**PROVIDED DATA**
"""

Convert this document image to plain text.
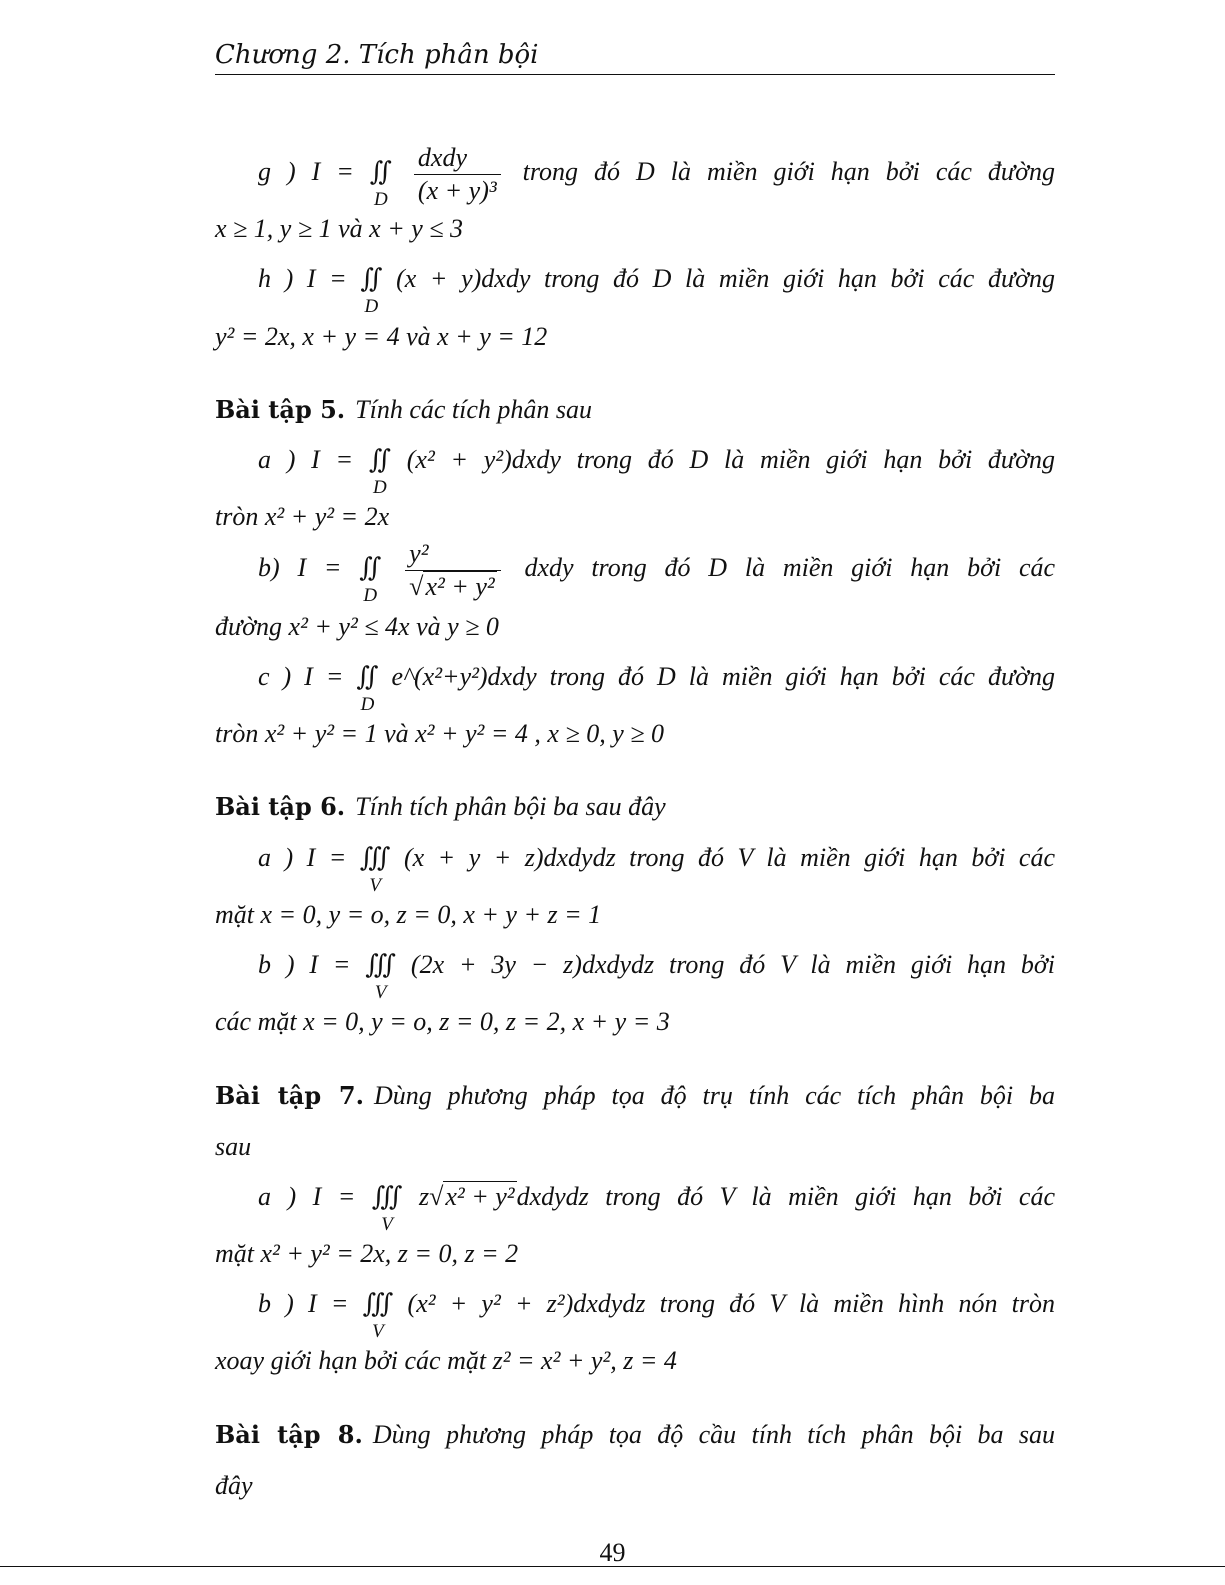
Chương 2. Tích phân bội
g ) I = ∬
D
$\frac{\text{dxdy}}{\text{(x + y)³}}$ trong đó D là miền giới hạn bởi các đường
x ≥ 1, y ≥ 1 và x + y ≤ 3
h ) I = ∬
D
(x + y)dxdy trong đó D là miền giới hạn bởi các đường
y² = 2x, x + y = 4 và x + y = 12
Bài tập 5. Tính các tích phân sau
a ) I = ∬
D
(x² + y²)dxdy trong đó D là miền giới hạn bởi đường
tròn x² + y² = 2x
b) I = ∬
D
$\frac{\text{y²}}{\text{√x² + y²}}$ dxdy trong đó D là miền giới hạn bởi các
đường x² + y² ≤ 4x và y ≥ 0
c ) I = ∬
D
e^(x²+y²)dxdy trong đó D là miền giới hạn bởi các đường
tròn x² + y² = 1 và x² + y² = 4 , x ≥ 0, y ≥ 0
Bài tập 6. Tính tích phân bội ba sau đây
a ) I = ∭
V
(x + y + z)dxdydz trong đó V là miền giới hạn bởi các
mặt x = 0, y = o, z = 0, x + y + z = 1
b ) I = ∭
V
(2x + 3y − z)dxdydz trong đó V là miền giới hạn bởi
các mặt x = 0, y = o, z = 0, z = 2, x + y = 3
Bài tập 7. Dùng phương pháp tọa độ trụ tính các tích phân bội ba
sau
a ) I = ∭
V
z√x² + y²dxdydz trong đó V là miền giới hạn bởi các
mặt x² + y² = 2x, z = 0, z = 2
b ) I = ∭
V
(x² + y² + z²)dxdydz trong đó V là miền hình nón tròn
xoay giới hạn bởi các mặt z² = x² + y², z = 4
Bài tập 8. Dùng phương pháp tọa độ cầu tính tích phân bội ba sau
đây
49
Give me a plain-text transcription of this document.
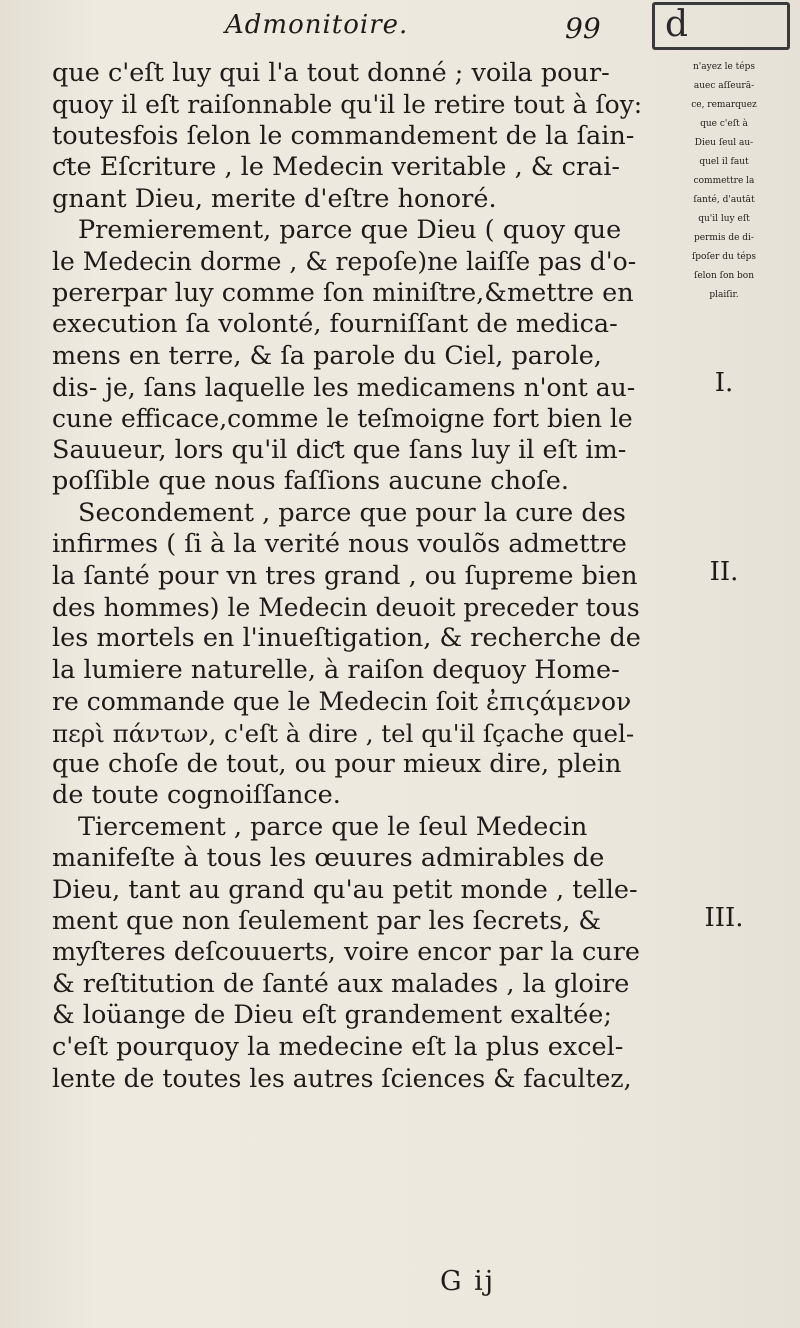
Admonitoire.	99	d
que c'eſt luy qui l'a tout donné ; voila pour-
quoy il eſt raiſonnable qu'il le retire tout à ſoy:
toutesfois ſelon le commandement de la ſain-
ƈte Eſcriture , le Medecin veritable , & crai-
gnant Dieu, merite d'eſtre honoré.
Premierement, parce que Dieu ( quoy que
le Medecin dorme , & repoſe)ne laiſſe pas d'o-
pererpar luy comme ſon miniſtre,&mettre en
execution ſa volonté, fourniſſant de medica-
mens en terre, & ſa parole du Ciel, parole,
dis- je, ſans laquelle les medicamens n'ont au-
cune efficace,comme le teſmoigne fort bien le
Sauueur, lors qu'il diƈt que ſans luy il eſt im-
poſſible que nous faſſions aucune choſe.
Secondement , parce que pour la cure des
infirmes ( ſi à la verité nous voulõs admettre
la ſanté pour vn tres grand , ou ſupreme bien
des hommes) le Medecin deuoit preceder tous
les mortels en l'inueſtigation, & recherche de
la lumiere naturelle, à raiſon dequoy Home-
re commande que le Medecin ſoit ἐπιςάμενον
περὶ πάντων, c'eſt à dire , tel qu'il ſçache quel-
que choſe de tout, ou pour mieux dire, plein
de toute cognoiſſance.
Tiercement , parce que le ſeul Medecin
manifeſte à tous les œuures admirables de
Dieu, tant au grand qu'au petit monde , telle-
ment que non ſeulement par les ſecrets, &
myſteres deſcouuerts, voire encor par la cure
& reſtitution de ſanté aux malades , la gloire
& loüange de Dieu eſt grandement exaltée;
c'eſt pourquoy la medecine eſt la plus excel-
lente de toutes les autres ſciences & facultez,
G ij
n'ayez le téps
auec aſſeurā-
ce, remarquez
que c'eſt à
Dieu ſeul au-
quel il faut
commettre la
ſanté, d'autāt
qu'il luy eſt
permis de di-
ſpoſer du téps
ſelon ſon bon
plaiſir.
I.
II.
III.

"""

Each line in the records above should be reproduced exactly; images are not copied.

Convert this document image to plain text.
Chương 2. Tích phân bội
g ) I = ∬
D
$\frac{\text{dxdy}}{\text{(x + y)³}}$ trong đó D là miền giới hạn bởi các đường
x ≥ 1, y ≥ 1 và x + y ≤ 3
h ) I = ∬
D
(x + y)dxdy trong đó D là miền giới hạn bởi các đường
y² = 2x, x + y = 4 và x + y = 12
Bài tập 5. Tính các tích phân sau
a ) I = ∬
D
(x² + y²)dxdy trong đó D là miền giới hạn bởi đường
tròn x² + y² = 2x
b) I = ∬
D
$\frac{\text{y²}}{\text{√x² + y²}}$ dxdy trong đó D là miền giới hạn bởi các
đường x² + y² ≤ 4x và y ≥ 0
c ) I = ∬
D
e^(x²+y²)dxdy trong đó D là miền giới hạn bởi các đường
tròn x² + y² = 1 và x² + y² = 4 , x ≥ 0, y ≥ 0
Bài tập 6. Tính tích phân bội ba sau đây
a ) I = ∭
V
(x + y + z)dxdydz trong đó V là miền giới hạn bởi các
mặt x = 0, y = o, z = 0, x + y + z = 1
b ) I = ∭
V
(2x + 3y − z)dxdydz trong đó V là miền giới hạn bởi
các mặt x = 0, y = o, z = 0, z = 2, x + y = 3
Bài tập 7. Dùng phương pháp tọa độ trụ tính các tích phân bội ba
sau
a ) I = ∭
V
z√x² + y²dxdydz trong đó V là miền giới hạn bởi các
mặt x² + y² = 2x, z = 0, z = 2
b ) I = ∭
V
(x² + y² + z²)dxdydz trong đó V là miền hình nón tròn
xoay giới hạn bởi các mặt z² = x² + y², z = 4
Bài tập 8. Dùng phương pháp tọa độ cầu tính tích phân bội ba sau
đây
49
Give me a plain-text transcription of this document.
Admonitoire.	99	d
que c'eſt luy qui l'a tout donné ; voila pour-
quoy il eſt raiſonnable qu'il le retire tout à ſoy:
toutesfois ſelon le commandement de la ſain-
ƈte Eſcriture , le Medecin veritable , & crai-
gnant Dieu, merite d'eſtre honoré.
Premierement, parce que Dieu ( quoy que
le Medecin dorme , & repoſe)ne laiſſe pas d'o-
pererpar luy comme ſon miniſtre,&mettre en
execution ſa volonté, fourniſſant de medica-
mens en terre, & ſa parole du Ciel, parole,
dis- je, ſans laquelle les medicamens n'ont au-
cune efficace,comme le teſmoigne fort bien le
Sauueur, lors qu'il diƈt que ſans luy il eſt im-
poſſible que nous faſſions aucune choſe.
Secondement , parce que pour la cure des
infirmes ( ſi à la verité nous voulõs admettre
la ſanté pour vn tres grand , ou ſupreme bien
des hommes) le Medecin deuoit preceder tous
les mortels en l'inueſtigation, & recherche de
la lumiere naturelle, à raiſon dequoy Home-
re commande que le Medecin ſoit ἐπιςάμενον
περὶ πάντων, c'eſt à dire , tel qu'il ſçache quel-
que choſe de tout, ou pour mieux dire, plein
de toute cognoiſſance.
Tiercement , parce que le ſeul Medecin
manifeſte à tous les œuures admirables de
Dieu, tant au grand qu'au petit monde , telle-
ment que non ſeulement par les ſecrets, &
myſteres deſcouuerts, voire encor par la cure
& reſtitution de ſanté aux malades , la gloire
& loüange de Dieu eſt grandement exaltée;
c'eſt pourquoy la medecine eſt la plus excel-
lente de toutes les autres ſciences & facultez,
G ij
n'ayez le téps
auec aſſeurā-
ce, remarquez
que c'eſt à
Dieu ſeul au-
quel il faut
commettre la
ſanté, d'autāt
qu'il luy eſt
permis de di-
ſpoſer du téps
ſelon ſon bon
plaiſir.
I.
II.
III.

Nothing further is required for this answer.